Data records
###

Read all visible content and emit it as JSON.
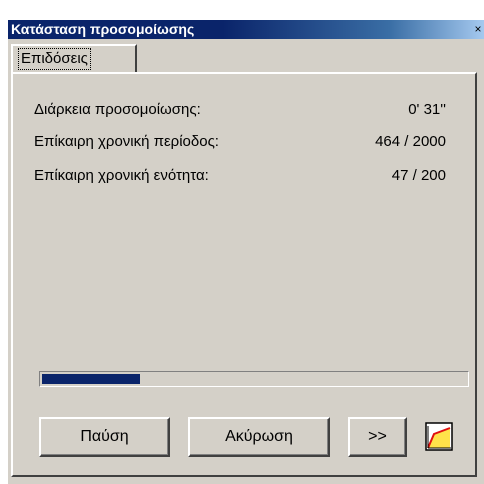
{
  "window": {
    "title": "Κατάσταση προσομοίωσης",
    "close_glyph": "×"
  },
  "tabs": [
    {
      "label": "Επιδόσεις",
      "selected": true
    }
  ],
  "stats": {
    "duration_label": "Διάρκεια προσομοίωσης:",
    "duration_value": "0' 31''",
    "period_label": "Επίκαιρη χρονική περίοδος:",
    "period_value": "464 / 2000",
    "unit_label": "Επίκαιρη χρονική ενότητα:",
    "unit_value": "47 / 200"
  },
  "progress": {
    "fraction": 0.232
  },
  "buttons": {
    "pause_label": "Παύση",
    "cancel_label": "Ακύρωση",
    "more_label": ">>",
    "chart_icon": "line-chart-icon"
  },
  "colors": {
    "title_bar": "#0a246a",
    "progress_fill": "#0a246a",
    "chart_line": "#e01010",
    "chart_fill": "#ffe24a"
  }
}
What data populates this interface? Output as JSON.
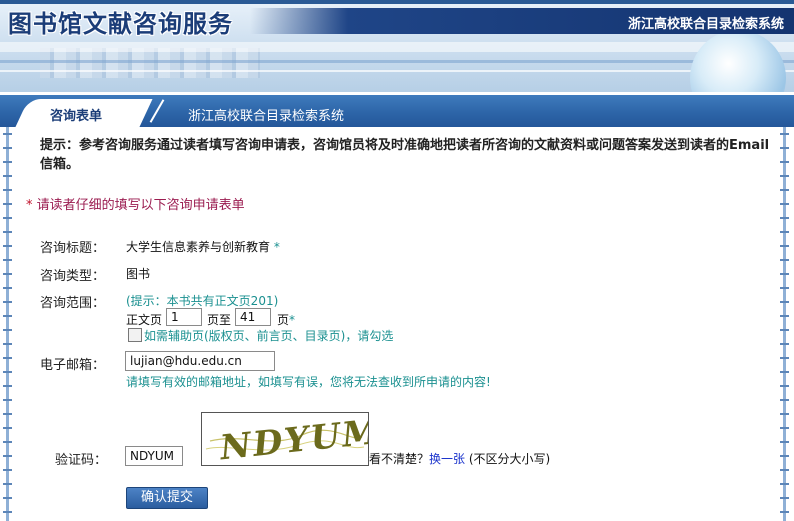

###

**What to produce**
Search the lines for the string "χρονική" and copy every line that has it.

**Final result**
    "period_label": "Επίκαιρη χρονική περίοδος:",
    "unit_label": "Επίκαιρη χρονική ενότητα:",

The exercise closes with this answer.